Exercise directions:
Copy the material below line for line, with no changes, and leave the picture out of your copy.

%%

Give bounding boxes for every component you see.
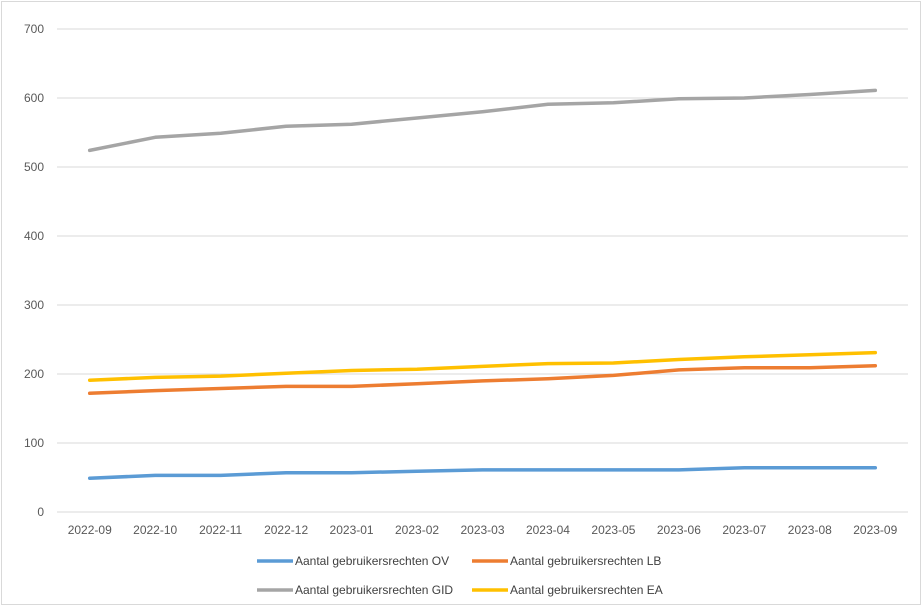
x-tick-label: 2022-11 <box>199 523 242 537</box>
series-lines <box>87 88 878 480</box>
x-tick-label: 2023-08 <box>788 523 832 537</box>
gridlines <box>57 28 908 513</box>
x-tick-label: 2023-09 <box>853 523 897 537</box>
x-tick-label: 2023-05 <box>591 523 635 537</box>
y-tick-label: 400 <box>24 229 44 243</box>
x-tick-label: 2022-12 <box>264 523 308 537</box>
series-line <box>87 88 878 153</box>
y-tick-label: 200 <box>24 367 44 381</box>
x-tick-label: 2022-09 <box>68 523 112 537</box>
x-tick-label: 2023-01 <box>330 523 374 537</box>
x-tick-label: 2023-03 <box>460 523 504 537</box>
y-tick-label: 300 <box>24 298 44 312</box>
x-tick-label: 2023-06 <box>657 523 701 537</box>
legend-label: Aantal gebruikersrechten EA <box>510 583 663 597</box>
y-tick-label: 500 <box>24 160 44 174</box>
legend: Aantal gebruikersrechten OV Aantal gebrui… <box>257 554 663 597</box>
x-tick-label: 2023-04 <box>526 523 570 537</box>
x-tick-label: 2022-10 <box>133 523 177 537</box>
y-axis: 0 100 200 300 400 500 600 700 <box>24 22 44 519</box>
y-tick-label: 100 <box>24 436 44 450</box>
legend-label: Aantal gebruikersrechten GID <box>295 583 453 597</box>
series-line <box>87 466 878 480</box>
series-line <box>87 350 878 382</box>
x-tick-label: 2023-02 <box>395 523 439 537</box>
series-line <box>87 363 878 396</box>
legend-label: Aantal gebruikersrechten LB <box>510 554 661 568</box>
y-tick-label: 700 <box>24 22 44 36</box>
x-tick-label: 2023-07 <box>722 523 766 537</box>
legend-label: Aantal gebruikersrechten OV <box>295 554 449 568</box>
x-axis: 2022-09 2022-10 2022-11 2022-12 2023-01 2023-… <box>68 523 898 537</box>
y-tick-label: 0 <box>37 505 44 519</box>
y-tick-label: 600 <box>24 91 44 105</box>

%%

Response to the task:
Give bounding boxes for every component you see.
x-tick-label: 2022-11 <box>199 523 242 537</box>
series-lines <box>87 88 878 480</box>
x-tick-label: 2023-08 <box>788 523 832 537</box>
gridlines <box>57 28 908 513</box>
x-tick-label: 2023-09 <box>853 523 897 537</box>
x-tick-label: 2023-05 <box>591 523 635 537</box>
y-tick-label: 400 <box>24 229 44 243</box>
x-tick-label: 2022-12 <box>264 523 308 537</box>
series-line <box>87 88 878 153</box>
y-tick-label: 200 <box>24 367 44 381</box>
x-tick-label: 2022-09 <box>68 523 112 537</box>
x-tick-label: 2023-01 <box>330 523 374 537</box>
x-tick-label: 2023-03 <box>460 523 504 537</box>
y-tick-label: 300 <box>24 298 44 312</box>
x-tick-label: 2023-06 <box>657 523 701 537</box>
legend-label: Aantal gebruikersrechten EA <box>510 583 663 597</box>
y-tick-label: 500 <box>24 160 44 174</box>
legend: Aantal gebruikersrechten OV Aantal gebrui… <box>257 554 663 597</box>
x-tick-label: 2023-04 <box>526 523 570 537</box>
x-tick-label: 2022-10 <box>133 523 177 537</box>
y-axis: 0 100 200 300 400 500 600 700 <box>24 22 44 519</box>
y-tick-label: 100 <box>24 436 44 450</box>
legend-label: Aantal gebruikersrechten GID <box>295 583 453 597</box>
series-line <box>87 466 878 480</box>
series-line <box>87 350 878 382</box>
x-tick-label: 2023-02 <box>395 523 439 537</box>
series-line <box>87 363 878 396</box>
legend-label: Aantal gebruikersrechten LB <box>510 554 661 568</box>
y-tick-label: 700 <box>24 22 44 36</box>
x-tick-label: 2023-07 <box>722 523 766 537</box>
legend-label: Aantal gebruikersrechten OV <box>295 554 449 568</box>
x-axis: 2022-09 2022-10 2022-11 2022-12 2023-01 2023-… <box>68 523 898 537</box>
y-tick-label: 0 <box>37 505 44 519</box>
y-tick-label: 600 <box>24 91 44 105</box>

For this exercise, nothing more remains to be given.